Exercise - Look through the records below, and copy out every line that holds the string "date".

Provided entries -
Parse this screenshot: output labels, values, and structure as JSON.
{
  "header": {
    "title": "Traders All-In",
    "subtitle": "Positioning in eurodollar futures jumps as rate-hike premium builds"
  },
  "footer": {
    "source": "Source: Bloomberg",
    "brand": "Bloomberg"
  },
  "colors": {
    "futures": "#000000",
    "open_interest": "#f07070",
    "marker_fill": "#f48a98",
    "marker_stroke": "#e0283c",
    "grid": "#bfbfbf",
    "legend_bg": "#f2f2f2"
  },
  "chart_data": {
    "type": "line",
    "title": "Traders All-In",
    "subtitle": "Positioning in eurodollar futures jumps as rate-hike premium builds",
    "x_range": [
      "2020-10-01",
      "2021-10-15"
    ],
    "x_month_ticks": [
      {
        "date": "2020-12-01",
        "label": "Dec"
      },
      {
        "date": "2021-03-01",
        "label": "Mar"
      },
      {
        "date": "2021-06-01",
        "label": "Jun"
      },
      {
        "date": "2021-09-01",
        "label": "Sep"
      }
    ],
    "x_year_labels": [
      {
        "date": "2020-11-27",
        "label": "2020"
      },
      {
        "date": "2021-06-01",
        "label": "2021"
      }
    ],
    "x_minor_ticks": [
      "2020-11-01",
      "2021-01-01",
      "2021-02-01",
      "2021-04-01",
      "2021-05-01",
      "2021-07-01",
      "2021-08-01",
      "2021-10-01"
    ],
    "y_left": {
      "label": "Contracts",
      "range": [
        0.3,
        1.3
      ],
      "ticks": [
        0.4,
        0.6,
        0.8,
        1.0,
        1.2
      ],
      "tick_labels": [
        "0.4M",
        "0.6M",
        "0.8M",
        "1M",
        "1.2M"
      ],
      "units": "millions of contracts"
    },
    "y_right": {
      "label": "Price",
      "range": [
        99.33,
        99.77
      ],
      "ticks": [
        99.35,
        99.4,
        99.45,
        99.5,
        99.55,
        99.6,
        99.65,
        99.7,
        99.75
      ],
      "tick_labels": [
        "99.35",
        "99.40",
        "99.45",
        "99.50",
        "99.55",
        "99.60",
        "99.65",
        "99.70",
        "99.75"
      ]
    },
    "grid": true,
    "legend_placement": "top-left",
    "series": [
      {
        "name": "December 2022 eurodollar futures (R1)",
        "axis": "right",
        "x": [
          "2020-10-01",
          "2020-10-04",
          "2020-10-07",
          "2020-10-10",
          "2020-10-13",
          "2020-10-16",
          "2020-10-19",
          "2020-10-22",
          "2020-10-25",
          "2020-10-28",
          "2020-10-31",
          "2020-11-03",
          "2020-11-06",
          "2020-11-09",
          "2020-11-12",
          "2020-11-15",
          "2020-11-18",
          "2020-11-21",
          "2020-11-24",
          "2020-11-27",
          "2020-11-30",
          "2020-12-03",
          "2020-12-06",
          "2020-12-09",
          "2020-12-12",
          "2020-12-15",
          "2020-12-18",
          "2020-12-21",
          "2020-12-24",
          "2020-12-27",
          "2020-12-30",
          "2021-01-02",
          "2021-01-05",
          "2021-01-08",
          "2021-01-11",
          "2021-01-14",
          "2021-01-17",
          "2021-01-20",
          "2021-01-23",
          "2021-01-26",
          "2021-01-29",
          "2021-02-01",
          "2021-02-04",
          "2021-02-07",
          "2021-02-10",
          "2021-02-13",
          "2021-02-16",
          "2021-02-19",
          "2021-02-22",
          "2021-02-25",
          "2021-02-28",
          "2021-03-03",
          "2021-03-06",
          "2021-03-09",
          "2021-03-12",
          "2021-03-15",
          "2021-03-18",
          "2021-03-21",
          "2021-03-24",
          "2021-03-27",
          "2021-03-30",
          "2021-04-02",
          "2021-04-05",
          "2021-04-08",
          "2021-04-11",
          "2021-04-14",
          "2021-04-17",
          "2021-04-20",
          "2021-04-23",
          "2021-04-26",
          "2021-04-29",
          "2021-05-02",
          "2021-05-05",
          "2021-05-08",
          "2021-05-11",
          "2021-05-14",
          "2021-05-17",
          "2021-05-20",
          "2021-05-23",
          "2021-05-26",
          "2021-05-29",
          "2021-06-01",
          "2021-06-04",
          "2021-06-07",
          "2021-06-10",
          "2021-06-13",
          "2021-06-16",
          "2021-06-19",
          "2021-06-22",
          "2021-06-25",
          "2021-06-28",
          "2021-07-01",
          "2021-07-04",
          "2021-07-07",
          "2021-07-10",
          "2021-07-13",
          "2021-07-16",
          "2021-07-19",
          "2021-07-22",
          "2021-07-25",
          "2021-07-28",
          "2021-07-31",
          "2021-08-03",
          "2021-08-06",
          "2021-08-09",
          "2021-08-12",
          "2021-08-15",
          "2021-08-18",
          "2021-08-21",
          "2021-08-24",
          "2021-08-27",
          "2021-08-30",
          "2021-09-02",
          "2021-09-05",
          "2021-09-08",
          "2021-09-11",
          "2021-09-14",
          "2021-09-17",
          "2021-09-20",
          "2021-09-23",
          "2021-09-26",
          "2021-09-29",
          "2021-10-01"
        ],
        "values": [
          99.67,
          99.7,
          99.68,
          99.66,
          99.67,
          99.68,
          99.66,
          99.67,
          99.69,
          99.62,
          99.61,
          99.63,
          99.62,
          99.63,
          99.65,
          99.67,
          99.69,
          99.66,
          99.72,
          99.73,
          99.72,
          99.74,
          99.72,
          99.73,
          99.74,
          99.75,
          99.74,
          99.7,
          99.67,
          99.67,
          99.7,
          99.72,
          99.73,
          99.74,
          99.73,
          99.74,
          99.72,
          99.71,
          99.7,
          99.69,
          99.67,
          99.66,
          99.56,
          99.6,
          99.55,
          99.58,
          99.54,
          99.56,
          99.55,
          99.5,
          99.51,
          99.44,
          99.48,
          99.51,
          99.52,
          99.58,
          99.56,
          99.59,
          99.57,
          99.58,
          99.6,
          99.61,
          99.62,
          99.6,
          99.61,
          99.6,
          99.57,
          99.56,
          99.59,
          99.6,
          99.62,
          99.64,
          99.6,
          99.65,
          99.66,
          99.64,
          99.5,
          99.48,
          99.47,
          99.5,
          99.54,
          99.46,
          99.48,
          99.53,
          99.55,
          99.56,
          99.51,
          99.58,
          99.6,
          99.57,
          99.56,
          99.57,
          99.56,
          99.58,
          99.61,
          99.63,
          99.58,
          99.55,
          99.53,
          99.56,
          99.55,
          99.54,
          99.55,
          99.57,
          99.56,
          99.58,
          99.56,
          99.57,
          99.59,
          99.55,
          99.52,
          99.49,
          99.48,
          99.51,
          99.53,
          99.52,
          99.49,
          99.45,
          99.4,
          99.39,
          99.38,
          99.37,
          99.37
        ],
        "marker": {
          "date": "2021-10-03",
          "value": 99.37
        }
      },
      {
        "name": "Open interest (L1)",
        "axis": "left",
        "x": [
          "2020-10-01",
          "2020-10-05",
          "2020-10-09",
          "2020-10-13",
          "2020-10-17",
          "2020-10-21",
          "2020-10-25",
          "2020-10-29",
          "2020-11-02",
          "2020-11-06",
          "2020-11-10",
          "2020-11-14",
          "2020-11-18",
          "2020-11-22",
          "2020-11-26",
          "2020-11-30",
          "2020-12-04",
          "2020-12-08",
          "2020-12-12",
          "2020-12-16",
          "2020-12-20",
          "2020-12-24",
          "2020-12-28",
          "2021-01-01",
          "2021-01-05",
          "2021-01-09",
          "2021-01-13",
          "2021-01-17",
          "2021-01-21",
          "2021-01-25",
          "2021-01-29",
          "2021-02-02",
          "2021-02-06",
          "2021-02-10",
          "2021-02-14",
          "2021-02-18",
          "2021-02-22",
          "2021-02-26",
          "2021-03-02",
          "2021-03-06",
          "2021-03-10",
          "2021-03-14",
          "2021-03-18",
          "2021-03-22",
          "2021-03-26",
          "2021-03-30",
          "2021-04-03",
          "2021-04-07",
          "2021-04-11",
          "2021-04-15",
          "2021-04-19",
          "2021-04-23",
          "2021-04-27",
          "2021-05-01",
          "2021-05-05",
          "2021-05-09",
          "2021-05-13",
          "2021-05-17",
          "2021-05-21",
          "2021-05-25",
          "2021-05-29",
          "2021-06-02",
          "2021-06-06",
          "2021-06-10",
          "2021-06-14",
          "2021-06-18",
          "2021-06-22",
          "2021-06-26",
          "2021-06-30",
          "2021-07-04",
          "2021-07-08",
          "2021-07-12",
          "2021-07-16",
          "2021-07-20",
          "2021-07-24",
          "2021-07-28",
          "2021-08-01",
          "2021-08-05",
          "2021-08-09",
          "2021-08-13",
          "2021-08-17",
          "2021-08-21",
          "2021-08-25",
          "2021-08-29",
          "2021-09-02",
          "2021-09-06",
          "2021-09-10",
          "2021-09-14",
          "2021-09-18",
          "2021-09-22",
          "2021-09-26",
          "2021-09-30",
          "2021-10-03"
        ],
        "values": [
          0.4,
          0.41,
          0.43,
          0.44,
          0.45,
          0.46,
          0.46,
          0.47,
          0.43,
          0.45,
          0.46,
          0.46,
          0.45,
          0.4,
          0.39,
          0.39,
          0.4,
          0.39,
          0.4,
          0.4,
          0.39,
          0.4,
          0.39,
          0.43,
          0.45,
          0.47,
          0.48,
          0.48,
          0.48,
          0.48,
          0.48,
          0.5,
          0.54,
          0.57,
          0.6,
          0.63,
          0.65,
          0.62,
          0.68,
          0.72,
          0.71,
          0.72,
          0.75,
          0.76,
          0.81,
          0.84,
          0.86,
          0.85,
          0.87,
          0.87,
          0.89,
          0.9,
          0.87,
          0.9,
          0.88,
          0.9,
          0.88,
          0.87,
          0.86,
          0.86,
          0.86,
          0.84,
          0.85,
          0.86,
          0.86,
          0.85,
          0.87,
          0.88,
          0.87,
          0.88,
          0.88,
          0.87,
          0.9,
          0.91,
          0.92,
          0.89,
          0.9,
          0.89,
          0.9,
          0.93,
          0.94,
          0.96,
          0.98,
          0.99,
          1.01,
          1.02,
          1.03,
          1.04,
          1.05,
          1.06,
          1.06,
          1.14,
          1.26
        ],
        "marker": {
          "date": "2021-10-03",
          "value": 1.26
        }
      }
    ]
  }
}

Task output -
        "date": "2020-12-01",
        "date": "2021-03-01",
        "date": "2021-06-01",
        "date": "2021-09-01",
        "date": "2020-11-27",
        "date": "2021-06-01",
          "date": "2021-10-03",
          "date": "2021-10-03",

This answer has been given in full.